Gather up every line from the entries below that uses the word "мыслей".

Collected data
start

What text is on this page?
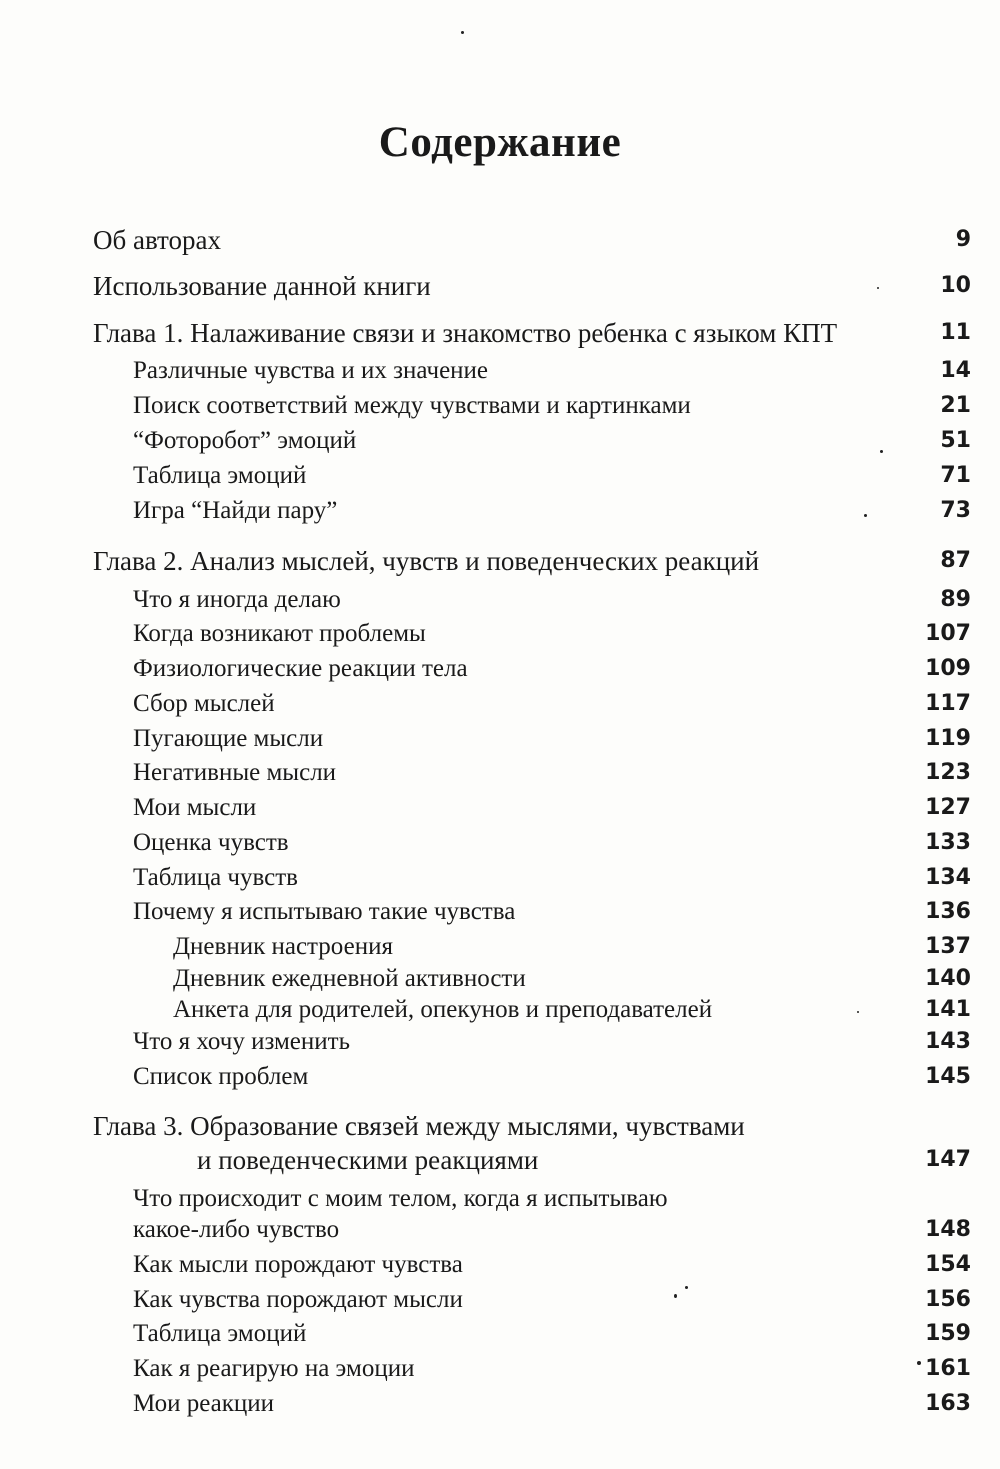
Содержание
Об авторах	9
Использование данной книги	10
Глава 1. Налаживание связи и знакомство ребенка с языком КПТ	11
Различные чувства и их значение	14
Поиск соответствий между чувствами и картинками	21
“Фоторобот” эмоций	51
Таблица эмоций	71
Игра “Найди пару”	73
Глава 2. Анализ мыслей, чувств и поведенческих реакций	87
Что я иногда делаю	89
Когда возникают проблемы	107
Физиологические реакции тела	109
Сбор мыслей	117
Пугающие мысли	119
Негативные мысли	123
Мои мысли	127
Оценка чувств	133
Таблица чувств	134
Почему я испытываю такие чувства	136
Дневник настроения	137
Дневник ежедневной активности	140
Анкета для родителей, опекунов и преподавателей	141
Что я хочу изменить	143
Список проблем	145
Глава 3. Образование связей между мыслями, чувствами
и поведенческими реакциями	147
Что происходит с моим телом, когда я испытываю
какое-либо чувство	148
Как мысли порождают чувства	154
Как чувства порождают мысли	156
Таблица эмоций	159
Как я реагирую на эмоции	161
Мои реакции	163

end

▶ EXERCISE ANSWER
Глава 2. Анализ мыслей, чувств и поведенческих реакций	87
Сбор мыслей	117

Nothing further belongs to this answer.